- _TASK GOAL_
Wherever a line below holds the word "this", copy that line.

Items from a data source
┌──
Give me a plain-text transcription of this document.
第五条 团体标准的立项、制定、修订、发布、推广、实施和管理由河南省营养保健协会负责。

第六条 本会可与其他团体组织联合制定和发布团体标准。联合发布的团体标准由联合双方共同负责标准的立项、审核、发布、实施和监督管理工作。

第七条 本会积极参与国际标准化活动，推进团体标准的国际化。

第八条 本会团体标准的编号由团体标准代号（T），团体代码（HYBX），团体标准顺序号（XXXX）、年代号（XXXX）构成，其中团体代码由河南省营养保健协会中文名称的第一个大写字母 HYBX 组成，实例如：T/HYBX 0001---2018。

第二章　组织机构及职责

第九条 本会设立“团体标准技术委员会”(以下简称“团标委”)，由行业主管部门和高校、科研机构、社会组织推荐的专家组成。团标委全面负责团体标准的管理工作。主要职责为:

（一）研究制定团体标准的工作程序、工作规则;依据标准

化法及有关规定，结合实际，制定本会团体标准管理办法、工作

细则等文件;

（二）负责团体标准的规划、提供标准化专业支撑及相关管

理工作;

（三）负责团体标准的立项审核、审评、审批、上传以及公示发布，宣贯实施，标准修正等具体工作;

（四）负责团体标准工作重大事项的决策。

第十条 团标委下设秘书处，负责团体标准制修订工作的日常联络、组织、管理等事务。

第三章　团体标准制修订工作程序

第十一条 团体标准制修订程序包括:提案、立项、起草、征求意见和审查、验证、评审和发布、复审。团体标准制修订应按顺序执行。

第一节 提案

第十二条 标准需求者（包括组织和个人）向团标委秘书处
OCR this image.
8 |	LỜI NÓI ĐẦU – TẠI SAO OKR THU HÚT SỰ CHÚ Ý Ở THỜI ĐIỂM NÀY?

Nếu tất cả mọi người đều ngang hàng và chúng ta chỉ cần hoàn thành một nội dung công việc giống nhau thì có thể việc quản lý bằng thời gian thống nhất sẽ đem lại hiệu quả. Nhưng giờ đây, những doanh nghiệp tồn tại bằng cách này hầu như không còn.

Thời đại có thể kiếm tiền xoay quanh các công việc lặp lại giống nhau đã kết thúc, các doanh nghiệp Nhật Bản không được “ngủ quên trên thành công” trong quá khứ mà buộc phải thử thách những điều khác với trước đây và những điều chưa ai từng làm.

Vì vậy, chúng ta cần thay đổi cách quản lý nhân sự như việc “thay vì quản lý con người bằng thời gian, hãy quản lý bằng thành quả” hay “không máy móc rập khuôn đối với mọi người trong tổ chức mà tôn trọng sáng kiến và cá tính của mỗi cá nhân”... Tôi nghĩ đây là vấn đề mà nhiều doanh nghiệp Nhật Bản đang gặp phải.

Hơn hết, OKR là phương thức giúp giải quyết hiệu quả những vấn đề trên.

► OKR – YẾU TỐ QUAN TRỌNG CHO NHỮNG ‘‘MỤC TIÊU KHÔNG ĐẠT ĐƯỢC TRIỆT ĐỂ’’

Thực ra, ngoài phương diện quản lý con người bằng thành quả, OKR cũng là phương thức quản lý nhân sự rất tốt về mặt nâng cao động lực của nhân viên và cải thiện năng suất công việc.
└──
┌──
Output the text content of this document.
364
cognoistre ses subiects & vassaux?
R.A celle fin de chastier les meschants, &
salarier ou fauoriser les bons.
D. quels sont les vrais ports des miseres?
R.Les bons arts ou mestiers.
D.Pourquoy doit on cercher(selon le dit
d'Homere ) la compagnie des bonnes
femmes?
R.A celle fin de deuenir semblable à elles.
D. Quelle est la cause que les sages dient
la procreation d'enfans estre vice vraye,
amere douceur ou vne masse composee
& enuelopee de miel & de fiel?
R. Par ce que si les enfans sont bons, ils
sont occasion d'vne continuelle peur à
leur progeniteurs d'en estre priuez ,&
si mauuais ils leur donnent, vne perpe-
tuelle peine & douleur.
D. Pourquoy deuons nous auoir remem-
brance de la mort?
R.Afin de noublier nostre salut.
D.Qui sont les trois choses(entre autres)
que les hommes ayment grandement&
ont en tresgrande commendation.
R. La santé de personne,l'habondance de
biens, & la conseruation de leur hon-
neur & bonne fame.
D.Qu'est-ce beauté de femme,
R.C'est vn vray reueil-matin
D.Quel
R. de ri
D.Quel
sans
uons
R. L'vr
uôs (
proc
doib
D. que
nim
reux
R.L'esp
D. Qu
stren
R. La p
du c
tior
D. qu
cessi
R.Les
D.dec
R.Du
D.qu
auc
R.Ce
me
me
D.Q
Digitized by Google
└──
- _SOLUTION_
Give me a plain-text transcription of this document.
OCR this image.
Output the text content of this document.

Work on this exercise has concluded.